- DESCRIPTION OF THE TASK: Filter the listing and keep only the lines with the word "Perspective".

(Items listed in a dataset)
····················

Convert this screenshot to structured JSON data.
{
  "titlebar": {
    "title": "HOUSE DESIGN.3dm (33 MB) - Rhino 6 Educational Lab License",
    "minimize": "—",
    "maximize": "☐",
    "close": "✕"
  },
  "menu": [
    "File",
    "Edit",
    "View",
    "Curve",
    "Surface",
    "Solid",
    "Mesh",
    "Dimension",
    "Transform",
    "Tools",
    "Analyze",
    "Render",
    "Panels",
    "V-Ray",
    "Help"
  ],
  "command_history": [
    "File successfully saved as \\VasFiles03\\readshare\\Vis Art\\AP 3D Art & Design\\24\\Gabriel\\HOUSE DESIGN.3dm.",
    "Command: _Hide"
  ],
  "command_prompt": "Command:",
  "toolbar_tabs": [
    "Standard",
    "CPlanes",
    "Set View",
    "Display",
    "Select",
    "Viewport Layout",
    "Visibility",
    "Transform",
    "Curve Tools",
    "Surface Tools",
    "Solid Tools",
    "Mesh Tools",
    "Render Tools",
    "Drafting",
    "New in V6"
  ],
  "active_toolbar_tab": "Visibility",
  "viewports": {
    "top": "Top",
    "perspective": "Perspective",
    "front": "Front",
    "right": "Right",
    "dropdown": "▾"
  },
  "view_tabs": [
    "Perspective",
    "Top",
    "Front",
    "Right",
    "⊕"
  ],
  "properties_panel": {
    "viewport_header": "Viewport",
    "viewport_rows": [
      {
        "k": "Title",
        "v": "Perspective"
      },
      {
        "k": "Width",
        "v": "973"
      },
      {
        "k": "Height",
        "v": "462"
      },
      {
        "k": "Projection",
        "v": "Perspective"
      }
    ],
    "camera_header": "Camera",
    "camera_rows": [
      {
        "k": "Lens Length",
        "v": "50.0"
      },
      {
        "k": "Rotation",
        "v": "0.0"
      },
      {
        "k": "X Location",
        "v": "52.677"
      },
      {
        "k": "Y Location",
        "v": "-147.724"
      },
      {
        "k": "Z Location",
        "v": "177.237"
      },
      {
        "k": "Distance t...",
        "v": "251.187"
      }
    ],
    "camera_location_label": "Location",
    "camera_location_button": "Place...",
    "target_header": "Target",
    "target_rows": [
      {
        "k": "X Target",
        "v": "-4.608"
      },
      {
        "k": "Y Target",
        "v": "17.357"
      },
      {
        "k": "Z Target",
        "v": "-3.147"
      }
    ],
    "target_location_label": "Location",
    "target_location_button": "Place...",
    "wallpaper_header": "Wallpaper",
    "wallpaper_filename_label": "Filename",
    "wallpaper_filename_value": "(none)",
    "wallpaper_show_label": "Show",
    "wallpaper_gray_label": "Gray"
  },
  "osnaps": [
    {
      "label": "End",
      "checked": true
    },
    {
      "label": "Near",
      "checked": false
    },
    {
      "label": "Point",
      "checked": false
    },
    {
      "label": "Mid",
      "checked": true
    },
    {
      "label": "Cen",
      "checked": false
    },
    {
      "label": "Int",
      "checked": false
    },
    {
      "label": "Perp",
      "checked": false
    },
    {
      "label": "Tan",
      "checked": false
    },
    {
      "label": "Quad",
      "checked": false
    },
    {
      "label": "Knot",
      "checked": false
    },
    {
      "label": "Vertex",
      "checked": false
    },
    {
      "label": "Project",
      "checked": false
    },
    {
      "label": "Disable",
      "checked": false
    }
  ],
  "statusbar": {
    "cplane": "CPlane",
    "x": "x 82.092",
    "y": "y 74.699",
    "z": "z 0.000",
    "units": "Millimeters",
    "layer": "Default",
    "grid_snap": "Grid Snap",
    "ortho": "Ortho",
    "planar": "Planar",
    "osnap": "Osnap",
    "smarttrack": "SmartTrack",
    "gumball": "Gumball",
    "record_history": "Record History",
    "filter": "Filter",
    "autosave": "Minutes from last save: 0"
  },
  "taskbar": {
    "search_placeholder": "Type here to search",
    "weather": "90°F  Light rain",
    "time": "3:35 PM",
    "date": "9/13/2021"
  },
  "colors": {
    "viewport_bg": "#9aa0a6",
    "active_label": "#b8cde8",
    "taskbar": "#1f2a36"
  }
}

····················

- PROBLEM SOLUTION:
    "perspective": "Perspective",
    "Perspective",
        "v": "Perspective"
        "v": "Perspective"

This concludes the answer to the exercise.